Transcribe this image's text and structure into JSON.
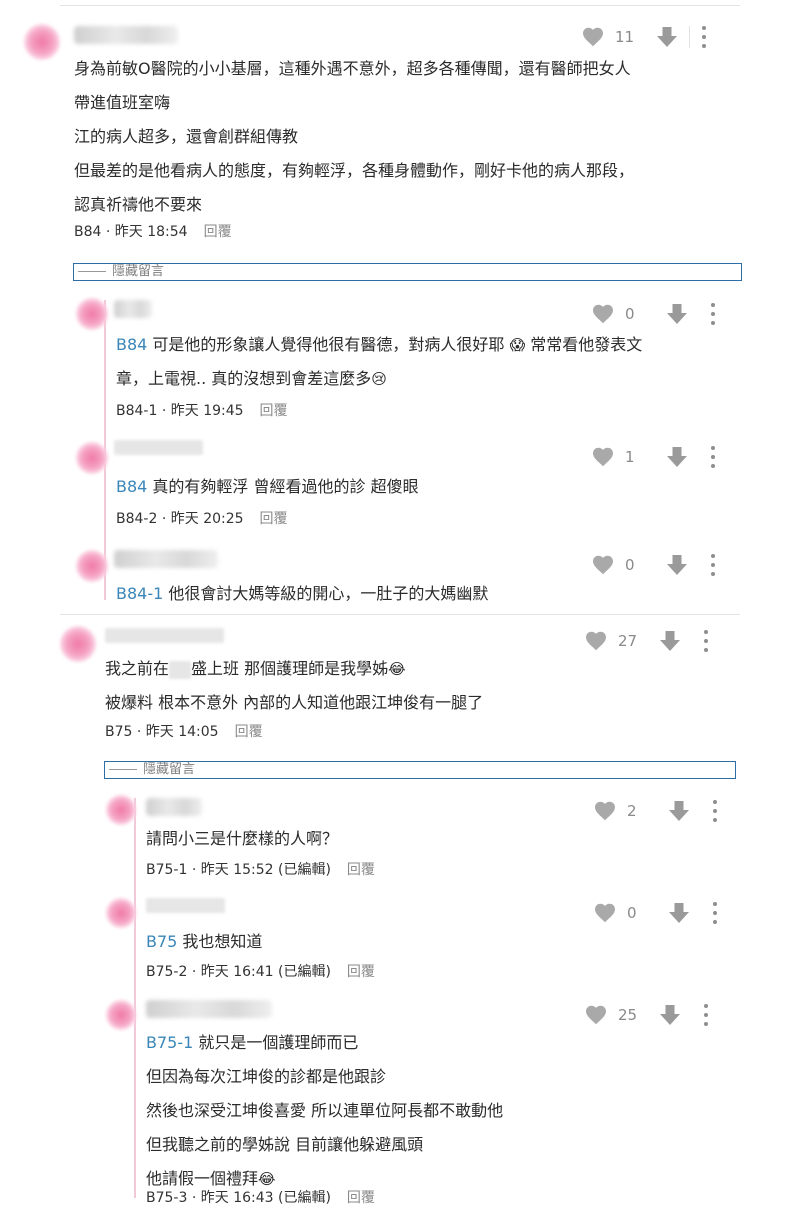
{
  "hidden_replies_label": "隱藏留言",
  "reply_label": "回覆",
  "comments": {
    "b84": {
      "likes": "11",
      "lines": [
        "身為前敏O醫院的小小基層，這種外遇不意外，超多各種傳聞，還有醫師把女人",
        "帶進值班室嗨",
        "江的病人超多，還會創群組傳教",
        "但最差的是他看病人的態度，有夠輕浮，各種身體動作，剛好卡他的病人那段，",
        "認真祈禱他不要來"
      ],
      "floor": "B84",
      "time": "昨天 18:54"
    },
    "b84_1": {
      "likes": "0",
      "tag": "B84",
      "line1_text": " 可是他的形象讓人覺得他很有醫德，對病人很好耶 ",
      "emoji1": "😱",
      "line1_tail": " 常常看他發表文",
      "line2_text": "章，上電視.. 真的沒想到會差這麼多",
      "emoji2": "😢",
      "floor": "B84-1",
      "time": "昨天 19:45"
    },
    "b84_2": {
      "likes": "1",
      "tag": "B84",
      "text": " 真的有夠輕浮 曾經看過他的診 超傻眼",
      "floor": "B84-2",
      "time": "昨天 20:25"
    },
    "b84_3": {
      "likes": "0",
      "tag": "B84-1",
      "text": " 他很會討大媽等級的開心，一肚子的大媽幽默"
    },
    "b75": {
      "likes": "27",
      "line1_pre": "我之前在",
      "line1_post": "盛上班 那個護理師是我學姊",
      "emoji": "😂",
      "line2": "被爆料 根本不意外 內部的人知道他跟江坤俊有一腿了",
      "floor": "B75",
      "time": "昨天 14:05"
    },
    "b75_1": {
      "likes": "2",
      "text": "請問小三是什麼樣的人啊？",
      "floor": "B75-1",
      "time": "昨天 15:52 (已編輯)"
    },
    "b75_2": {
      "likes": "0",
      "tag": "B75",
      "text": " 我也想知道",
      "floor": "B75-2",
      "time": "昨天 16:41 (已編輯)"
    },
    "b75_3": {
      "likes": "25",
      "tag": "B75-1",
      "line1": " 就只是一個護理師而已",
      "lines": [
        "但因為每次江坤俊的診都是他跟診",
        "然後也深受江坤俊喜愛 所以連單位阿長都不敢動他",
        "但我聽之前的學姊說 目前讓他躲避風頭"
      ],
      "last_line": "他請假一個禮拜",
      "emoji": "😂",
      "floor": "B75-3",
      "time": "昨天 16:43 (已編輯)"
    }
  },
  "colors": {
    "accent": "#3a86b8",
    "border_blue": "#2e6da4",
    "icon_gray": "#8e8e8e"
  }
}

== == ==

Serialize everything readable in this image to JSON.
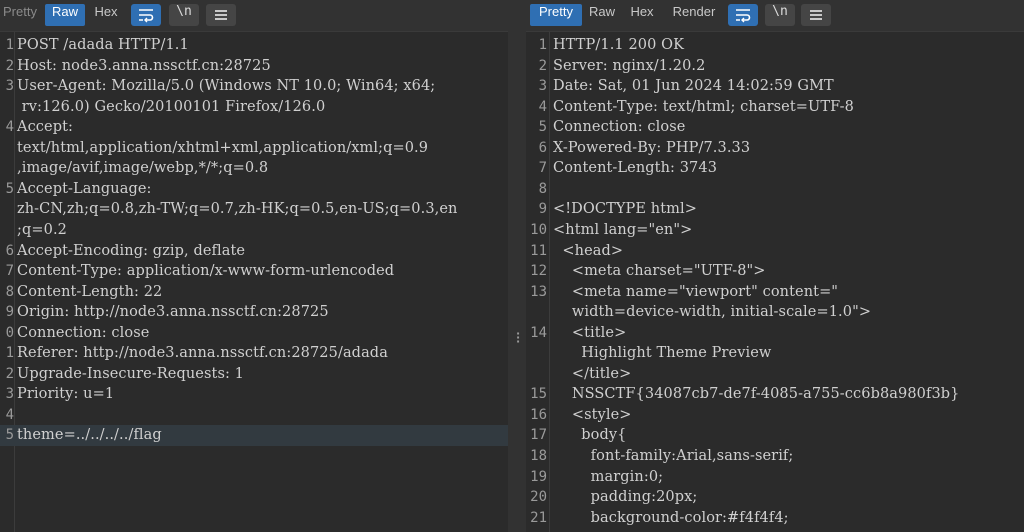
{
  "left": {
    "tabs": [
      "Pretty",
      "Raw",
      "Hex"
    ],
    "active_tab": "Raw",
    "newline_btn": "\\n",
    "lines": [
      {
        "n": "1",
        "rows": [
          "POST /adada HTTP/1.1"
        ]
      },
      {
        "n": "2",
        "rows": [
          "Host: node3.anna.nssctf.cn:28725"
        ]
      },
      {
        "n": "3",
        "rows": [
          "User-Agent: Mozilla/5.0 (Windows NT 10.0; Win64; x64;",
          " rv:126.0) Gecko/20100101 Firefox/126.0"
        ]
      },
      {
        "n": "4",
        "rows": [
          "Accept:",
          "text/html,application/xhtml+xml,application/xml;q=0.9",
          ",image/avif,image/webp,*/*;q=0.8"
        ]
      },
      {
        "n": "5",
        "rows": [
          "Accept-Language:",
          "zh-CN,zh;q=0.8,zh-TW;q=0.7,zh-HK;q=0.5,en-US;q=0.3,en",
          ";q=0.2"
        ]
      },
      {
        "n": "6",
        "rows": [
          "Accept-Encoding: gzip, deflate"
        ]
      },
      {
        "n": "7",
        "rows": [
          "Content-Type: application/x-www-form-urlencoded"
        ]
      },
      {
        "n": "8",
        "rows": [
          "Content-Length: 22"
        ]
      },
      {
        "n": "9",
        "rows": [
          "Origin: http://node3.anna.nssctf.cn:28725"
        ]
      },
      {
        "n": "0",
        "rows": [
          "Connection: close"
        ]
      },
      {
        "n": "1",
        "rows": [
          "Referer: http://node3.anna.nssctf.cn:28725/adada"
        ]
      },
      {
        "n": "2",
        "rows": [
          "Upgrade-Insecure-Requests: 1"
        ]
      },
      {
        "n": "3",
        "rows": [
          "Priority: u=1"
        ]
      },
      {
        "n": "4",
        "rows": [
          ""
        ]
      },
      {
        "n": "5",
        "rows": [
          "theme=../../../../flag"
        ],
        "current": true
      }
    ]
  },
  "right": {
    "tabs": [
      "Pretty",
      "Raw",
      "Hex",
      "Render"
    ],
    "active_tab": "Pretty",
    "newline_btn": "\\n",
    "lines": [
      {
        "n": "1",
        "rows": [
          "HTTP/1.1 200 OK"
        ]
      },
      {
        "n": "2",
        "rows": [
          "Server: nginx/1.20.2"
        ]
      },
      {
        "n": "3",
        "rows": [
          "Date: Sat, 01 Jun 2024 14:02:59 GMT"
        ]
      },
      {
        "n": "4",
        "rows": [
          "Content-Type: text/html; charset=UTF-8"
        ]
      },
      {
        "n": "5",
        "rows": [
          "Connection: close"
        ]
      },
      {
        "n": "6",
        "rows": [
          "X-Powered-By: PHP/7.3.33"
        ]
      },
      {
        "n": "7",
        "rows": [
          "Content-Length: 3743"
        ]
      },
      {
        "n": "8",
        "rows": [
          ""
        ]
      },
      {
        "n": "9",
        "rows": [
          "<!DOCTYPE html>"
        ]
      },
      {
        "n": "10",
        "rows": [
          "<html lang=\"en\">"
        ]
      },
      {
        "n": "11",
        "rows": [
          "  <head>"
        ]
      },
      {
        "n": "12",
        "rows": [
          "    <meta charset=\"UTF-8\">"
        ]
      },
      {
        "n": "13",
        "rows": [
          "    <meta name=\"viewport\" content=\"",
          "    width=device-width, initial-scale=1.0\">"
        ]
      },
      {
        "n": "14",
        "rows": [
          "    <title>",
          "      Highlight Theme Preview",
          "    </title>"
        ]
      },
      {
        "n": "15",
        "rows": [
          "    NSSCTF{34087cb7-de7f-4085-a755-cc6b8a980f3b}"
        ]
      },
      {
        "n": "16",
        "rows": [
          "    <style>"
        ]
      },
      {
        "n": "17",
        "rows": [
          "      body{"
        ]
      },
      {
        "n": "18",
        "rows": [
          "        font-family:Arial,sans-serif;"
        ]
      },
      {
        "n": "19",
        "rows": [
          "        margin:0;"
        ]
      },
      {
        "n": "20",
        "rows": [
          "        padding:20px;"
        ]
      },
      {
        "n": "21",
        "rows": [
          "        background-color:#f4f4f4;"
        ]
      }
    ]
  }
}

== == ==

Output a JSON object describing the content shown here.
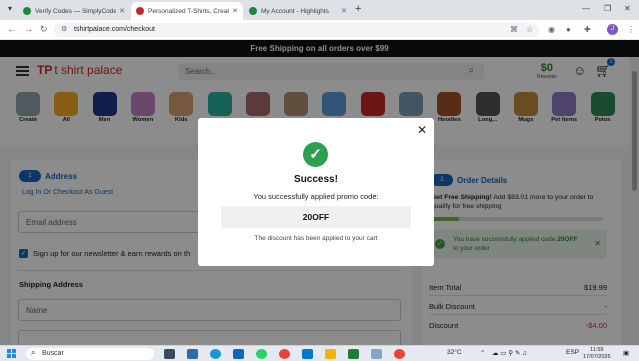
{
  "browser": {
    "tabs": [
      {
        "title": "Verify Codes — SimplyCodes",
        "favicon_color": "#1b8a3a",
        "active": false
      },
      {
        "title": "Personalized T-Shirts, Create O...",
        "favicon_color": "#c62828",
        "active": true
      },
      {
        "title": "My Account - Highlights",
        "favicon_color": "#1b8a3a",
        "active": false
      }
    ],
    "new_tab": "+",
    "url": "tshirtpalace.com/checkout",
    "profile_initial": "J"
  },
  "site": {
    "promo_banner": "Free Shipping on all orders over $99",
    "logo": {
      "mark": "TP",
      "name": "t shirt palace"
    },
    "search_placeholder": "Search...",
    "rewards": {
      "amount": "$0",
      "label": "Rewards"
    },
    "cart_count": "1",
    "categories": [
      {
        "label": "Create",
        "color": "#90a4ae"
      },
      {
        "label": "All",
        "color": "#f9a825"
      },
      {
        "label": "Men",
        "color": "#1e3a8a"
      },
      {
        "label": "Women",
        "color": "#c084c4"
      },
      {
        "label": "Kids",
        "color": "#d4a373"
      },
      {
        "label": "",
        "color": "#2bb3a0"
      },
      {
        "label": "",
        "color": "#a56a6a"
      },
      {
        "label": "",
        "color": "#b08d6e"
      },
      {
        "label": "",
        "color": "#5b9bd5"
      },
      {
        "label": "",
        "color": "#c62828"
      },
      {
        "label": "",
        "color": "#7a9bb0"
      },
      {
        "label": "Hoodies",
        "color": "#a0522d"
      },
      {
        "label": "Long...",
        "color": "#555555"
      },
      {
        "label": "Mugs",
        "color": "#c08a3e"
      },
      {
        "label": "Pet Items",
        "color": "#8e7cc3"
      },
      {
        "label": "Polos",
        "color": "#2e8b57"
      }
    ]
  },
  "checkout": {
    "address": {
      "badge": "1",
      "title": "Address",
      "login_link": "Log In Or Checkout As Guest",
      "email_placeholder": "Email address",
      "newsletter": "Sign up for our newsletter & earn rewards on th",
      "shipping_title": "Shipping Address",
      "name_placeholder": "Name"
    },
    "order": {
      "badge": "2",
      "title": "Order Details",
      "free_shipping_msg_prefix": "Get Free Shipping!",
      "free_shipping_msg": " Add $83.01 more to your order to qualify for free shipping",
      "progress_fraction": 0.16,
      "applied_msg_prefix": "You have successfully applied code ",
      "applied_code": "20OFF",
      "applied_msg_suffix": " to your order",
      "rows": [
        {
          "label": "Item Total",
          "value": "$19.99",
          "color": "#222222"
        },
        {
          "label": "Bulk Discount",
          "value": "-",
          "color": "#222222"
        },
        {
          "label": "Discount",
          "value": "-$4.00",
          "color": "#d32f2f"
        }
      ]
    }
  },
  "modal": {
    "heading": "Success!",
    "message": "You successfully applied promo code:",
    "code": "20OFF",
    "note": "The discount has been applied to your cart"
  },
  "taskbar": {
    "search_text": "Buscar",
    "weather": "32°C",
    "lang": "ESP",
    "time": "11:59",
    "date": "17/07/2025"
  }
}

== == ==

A number is the only answer here: how many lines of the material above contain "charset"?

2